REQUIREMENT: State the count of lines below in which the word "banking" appears, and add nothing.

-------- SUPPLIED ENTRIES

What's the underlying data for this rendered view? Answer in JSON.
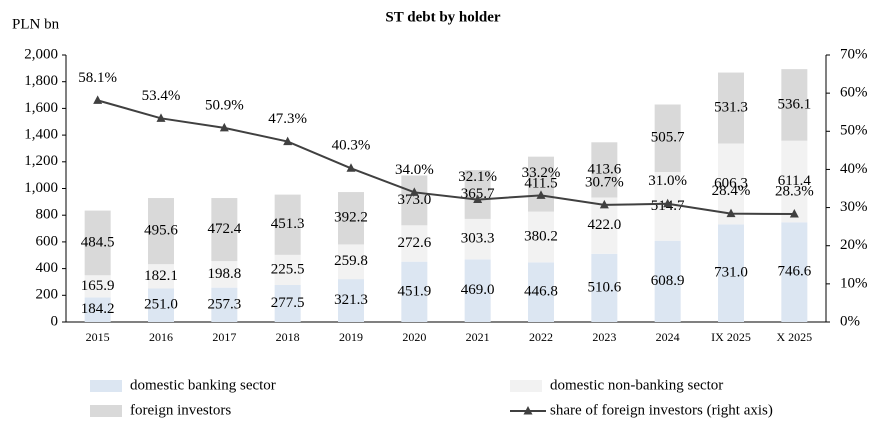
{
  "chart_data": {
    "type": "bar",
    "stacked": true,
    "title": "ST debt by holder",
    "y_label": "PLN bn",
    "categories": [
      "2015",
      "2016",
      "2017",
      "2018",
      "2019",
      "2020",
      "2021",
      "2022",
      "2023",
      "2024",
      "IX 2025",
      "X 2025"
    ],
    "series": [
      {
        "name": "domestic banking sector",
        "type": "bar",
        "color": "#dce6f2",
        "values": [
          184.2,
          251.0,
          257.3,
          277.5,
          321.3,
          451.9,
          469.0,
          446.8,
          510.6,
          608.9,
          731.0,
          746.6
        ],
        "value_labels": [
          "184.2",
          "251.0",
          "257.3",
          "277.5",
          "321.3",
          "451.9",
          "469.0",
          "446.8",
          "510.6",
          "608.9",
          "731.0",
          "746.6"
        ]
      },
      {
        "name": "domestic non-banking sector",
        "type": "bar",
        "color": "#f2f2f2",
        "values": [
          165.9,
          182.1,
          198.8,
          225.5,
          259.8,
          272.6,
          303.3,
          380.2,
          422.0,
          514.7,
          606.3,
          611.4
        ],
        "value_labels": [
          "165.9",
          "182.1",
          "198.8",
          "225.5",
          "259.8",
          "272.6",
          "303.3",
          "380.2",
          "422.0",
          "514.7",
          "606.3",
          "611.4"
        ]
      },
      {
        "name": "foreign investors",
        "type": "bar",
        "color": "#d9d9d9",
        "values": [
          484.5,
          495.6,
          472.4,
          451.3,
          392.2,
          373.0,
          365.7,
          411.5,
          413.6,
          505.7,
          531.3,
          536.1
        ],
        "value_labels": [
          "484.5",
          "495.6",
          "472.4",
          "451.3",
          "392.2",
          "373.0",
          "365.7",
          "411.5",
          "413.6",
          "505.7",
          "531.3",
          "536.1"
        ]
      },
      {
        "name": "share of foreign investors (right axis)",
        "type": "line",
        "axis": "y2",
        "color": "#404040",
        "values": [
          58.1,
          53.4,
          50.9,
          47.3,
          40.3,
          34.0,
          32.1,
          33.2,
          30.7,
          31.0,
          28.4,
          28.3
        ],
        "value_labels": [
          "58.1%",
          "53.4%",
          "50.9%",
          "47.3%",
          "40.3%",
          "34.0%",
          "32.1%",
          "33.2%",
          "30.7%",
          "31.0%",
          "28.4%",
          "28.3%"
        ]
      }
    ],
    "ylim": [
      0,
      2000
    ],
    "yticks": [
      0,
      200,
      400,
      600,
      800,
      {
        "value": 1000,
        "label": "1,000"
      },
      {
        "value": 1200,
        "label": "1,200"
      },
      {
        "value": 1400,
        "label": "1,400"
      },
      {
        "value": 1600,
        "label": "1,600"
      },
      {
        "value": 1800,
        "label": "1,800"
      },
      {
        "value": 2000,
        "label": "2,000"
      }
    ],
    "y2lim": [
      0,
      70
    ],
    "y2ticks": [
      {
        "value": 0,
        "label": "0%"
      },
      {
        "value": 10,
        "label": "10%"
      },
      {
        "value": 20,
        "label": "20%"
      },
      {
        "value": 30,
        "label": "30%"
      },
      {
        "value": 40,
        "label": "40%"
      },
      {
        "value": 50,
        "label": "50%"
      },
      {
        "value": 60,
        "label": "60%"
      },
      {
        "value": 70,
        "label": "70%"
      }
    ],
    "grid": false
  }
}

----------------
-------- SUPPLIED ENTRIES

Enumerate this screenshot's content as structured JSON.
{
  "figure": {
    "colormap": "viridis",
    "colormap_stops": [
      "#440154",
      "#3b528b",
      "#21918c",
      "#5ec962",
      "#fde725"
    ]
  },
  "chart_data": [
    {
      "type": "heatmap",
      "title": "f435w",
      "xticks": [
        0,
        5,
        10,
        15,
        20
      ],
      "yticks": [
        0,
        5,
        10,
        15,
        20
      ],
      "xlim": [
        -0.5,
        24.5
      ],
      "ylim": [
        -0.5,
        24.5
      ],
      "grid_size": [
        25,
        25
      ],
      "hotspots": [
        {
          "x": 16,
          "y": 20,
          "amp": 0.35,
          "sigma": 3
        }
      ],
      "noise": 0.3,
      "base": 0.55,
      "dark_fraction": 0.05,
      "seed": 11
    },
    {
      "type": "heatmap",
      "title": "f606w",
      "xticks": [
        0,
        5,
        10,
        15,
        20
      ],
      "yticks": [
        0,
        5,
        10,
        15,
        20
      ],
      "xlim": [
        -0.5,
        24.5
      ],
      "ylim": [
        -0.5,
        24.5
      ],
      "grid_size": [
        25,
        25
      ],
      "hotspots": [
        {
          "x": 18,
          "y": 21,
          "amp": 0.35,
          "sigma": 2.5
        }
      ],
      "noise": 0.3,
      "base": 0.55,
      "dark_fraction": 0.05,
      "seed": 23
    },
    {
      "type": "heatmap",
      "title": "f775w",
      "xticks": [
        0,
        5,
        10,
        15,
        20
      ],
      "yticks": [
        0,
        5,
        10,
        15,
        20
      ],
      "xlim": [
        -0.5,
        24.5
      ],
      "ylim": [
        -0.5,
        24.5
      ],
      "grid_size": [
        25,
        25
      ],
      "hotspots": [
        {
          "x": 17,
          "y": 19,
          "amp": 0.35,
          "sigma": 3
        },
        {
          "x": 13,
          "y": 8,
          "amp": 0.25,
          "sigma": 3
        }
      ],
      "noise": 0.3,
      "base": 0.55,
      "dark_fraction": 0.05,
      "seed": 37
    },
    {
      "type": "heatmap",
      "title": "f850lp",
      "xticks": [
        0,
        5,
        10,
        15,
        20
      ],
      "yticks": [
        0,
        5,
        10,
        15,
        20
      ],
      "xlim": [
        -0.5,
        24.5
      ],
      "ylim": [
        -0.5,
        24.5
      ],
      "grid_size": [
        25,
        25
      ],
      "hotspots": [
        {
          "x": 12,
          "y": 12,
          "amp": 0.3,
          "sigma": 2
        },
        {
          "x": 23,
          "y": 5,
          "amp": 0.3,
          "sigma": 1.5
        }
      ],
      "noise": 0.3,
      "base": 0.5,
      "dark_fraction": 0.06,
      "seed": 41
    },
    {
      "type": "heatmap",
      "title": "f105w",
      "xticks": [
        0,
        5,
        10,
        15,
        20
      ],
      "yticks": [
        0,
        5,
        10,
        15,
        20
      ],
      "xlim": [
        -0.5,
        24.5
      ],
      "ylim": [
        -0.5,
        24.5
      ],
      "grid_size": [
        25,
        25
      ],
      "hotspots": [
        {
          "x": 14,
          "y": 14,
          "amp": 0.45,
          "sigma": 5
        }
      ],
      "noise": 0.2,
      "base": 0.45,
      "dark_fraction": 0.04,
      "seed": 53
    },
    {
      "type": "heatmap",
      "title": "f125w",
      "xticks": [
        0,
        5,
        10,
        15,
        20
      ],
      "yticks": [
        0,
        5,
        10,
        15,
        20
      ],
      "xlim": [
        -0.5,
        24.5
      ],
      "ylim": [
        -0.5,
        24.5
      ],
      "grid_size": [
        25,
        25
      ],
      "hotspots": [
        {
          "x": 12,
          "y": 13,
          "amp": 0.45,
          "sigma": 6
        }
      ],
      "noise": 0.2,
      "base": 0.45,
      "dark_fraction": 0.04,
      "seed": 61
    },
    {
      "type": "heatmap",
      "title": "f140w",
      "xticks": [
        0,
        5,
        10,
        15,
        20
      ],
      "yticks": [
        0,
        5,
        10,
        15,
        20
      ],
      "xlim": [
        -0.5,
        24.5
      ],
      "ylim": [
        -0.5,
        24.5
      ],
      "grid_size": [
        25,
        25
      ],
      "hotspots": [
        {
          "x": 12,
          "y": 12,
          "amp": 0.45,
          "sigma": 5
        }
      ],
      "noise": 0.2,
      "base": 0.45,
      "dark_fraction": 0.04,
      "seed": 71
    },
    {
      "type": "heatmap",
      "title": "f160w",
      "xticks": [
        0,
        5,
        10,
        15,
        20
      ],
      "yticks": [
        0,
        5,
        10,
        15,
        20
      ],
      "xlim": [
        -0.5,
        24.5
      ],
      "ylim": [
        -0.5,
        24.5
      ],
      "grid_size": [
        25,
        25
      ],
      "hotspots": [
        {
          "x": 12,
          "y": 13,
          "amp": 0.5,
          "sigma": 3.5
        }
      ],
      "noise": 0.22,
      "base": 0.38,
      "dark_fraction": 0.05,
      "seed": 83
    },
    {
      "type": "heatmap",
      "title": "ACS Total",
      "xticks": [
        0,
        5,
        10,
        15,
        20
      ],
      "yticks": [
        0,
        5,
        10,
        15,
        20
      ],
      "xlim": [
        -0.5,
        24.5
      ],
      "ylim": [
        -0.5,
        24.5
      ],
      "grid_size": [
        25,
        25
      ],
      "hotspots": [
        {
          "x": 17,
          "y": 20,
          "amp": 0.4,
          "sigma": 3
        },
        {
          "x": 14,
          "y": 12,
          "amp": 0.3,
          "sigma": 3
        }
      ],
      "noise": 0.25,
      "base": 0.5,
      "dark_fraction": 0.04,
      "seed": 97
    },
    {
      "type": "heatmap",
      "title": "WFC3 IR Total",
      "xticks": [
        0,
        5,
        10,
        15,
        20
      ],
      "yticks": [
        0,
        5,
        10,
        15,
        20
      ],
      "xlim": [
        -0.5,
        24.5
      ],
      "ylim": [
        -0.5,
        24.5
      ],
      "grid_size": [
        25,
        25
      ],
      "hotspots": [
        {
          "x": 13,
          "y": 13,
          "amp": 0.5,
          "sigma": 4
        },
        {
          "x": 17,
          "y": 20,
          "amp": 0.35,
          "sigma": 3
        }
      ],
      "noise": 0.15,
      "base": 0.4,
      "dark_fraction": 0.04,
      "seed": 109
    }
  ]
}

----------------
-------- SUPPLIED ENTRIES

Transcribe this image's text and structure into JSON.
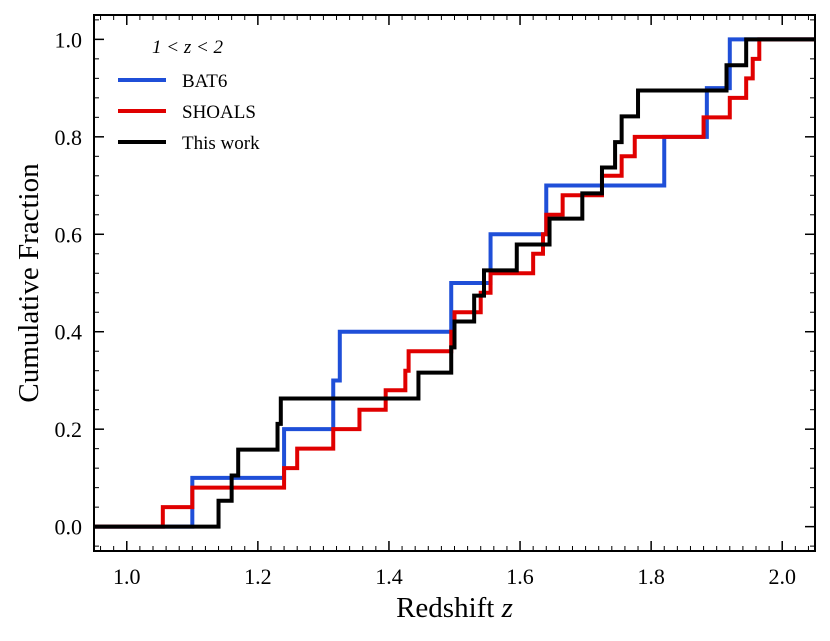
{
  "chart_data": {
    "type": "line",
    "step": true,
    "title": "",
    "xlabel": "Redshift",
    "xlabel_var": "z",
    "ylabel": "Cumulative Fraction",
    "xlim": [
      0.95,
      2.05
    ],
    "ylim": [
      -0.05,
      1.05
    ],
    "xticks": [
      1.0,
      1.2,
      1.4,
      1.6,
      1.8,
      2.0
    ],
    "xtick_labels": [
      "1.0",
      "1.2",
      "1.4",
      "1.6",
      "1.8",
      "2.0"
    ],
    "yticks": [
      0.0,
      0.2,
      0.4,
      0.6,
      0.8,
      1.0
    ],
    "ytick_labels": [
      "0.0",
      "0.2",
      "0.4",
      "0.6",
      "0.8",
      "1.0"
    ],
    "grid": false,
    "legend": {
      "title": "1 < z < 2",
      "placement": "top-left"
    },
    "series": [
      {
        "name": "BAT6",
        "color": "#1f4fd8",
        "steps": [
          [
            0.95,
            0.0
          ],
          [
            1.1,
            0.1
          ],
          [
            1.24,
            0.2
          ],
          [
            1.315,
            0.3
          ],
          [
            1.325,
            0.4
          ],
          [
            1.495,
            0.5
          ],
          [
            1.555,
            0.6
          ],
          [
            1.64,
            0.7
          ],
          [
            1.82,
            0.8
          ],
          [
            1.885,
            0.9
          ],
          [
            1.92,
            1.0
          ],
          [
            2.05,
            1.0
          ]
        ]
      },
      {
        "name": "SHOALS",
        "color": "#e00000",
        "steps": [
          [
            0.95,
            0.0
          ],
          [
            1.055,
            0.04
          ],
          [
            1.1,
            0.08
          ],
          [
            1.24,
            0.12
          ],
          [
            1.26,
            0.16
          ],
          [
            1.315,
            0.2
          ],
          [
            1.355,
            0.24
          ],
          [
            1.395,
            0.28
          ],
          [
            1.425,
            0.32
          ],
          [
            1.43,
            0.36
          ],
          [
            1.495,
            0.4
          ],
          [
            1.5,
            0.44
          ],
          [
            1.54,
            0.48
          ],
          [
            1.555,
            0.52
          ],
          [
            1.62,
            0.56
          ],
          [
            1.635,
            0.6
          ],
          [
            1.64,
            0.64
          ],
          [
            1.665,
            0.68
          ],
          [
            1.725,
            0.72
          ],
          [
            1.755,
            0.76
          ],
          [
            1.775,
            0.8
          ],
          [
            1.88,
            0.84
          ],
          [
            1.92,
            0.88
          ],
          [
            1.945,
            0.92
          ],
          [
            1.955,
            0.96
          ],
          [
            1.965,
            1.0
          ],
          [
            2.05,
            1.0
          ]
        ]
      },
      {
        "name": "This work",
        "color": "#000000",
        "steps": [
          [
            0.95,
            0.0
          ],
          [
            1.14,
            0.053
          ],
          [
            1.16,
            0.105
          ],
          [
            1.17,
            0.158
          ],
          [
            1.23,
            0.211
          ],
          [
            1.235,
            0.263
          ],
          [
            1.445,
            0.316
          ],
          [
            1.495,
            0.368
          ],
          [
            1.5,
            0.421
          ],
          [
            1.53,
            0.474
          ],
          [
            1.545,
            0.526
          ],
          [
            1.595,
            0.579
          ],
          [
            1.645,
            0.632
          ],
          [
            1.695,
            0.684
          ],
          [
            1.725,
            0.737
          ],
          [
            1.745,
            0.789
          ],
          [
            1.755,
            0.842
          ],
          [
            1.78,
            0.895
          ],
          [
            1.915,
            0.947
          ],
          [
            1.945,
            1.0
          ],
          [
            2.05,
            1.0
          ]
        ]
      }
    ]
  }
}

----------------

EXERCISE ANSWER: 2